EXERCISE> Retype the records that come next, word for word.

═══ SUPPLIED DATA ═══

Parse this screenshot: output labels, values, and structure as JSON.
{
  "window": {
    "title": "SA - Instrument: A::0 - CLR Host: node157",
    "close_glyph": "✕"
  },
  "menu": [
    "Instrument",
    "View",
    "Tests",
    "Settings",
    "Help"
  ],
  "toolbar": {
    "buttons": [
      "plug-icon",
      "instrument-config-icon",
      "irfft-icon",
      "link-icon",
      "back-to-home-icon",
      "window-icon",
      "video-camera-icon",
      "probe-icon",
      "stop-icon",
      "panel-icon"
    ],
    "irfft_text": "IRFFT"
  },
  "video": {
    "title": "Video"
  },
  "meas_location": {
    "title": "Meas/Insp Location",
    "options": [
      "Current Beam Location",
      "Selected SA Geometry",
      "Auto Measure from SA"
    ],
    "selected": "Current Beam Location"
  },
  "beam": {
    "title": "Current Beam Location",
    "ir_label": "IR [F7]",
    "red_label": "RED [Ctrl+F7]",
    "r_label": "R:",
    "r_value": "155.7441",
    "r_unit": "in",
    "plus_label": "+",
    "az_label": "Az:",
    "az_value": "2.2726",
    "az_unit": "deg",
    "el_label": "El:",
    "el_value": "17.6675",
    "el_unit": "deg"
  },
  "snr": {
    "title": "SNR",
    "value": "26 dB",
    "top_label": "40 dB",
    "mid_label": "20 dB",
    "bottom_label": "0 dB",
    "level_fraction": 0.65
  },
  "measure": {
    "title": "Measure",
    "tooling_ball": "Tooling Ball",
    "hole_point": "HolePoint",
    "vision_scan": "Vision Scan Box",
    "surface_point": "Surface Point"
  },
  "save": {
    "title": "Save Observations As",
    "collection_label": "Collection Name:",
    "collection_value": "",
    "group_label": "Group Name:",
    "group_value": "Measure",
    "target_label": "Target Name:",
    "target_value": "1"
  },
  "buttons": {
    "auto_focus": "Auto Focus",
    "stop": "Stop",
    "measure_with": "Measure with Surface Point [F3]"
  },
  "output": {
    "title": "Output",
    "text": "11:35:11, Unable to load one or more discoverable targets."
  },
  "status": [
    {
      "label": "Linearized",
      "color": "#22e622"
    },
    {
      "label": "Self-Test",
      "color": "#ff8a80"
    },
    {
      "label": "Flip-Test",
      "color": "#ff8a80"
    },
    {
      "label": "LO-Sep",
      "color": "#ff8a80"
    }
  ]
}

═══

RESULT BELOW>
Parse this screenshot: output labels, values, and structure as JSON.
{
  "window": {
    "title": "SA - Instrument: A::0 - CLR Host: node157",
    "close_glyph": "✕"
  },
  "menu": [
    "Instrument",
    "View",
    "Tests",
    "Settings",
    "Help"
  ],
  "toolbar": {
    "buttons": [
      "plug-icon",
      "instrument-config-icon",
      "irfft-icon",
      "link-icon",
      "back-to-home-icon",
      "window-icon",
      "video-camera-icon",
      "probe-icon",
      "stop-icon",
      "panel-icon"
    ],
    "irfft_text": "IRFFT"
  },
  "video": {
    "title": "Video"
  },
  "meas_location": {
    "title": "Meas/Insp Location",
    "options": [
      "Current Beam Location",
      "Selected SA Geometry",
      "Auto Measure from SA"
    ],
    "selected": "Current Beam Location"
  },
  "beam": {
    "title": "Current Beam Location",
    "ir_label": "IR [F7]",
    "red_label": "RED [Ctrl+F7]",
    "r_label": "R:",
    "r_value": "155.7441",
    "r_unit": "in",
    "plus_label": "+",
    "az_label": "Az:",
    "az_value": "2.2726",
    "az_unit": "deg",
    "el_label": "El:",
    "el_value": "17.6675",
    "el_unit": "deg"
  },
  "snr": {
    "title": "SNR",
    "value": "26 dB",
    "top_label": "40 dB",
    "mid_label": "20 dB",
    "bottom_label": "0 dB",
    "level_fraction": 0.65
  },
  "measure": {
    "title": "Measure",
    "tooling_ball": "Tooling Ball",
    "hole_point": "HolePoint",
    "vision_scan": "Vision Scan Box",
    "surface_point": "Surface Point"
  },
  "save": {
    "title": "Save Observations As",
    "collection_label": "Collection Name:",
    "collection_value": "",
    "group_label": "Group Name:",
    "group_value": "Measure",
    "target_label": "Target Name:",
    "target_value": "1"
  },
  "buttons": {
    "auto_focus": "Auto Focus",
    "stop": "Stop",
    "measure_with": "Measure with Surface Point [F3]"
  },
  "output": {
    "title": "Output",
    "text": "11:35:11, Unable to load one or more discoverable targets."
  },
  "status": [
    {
      "label": "Linearized",
      "color": "#22e622"
    },
    {
      "label": "Self-Test",
      "color": "#ff8a80"
    },
    {
      "label": "Flip-Test",
      "color": "#ff8a80"
    },
    {
      "label": "LO-Sep",
      "color": "#ff8a80"
    }
  ]
}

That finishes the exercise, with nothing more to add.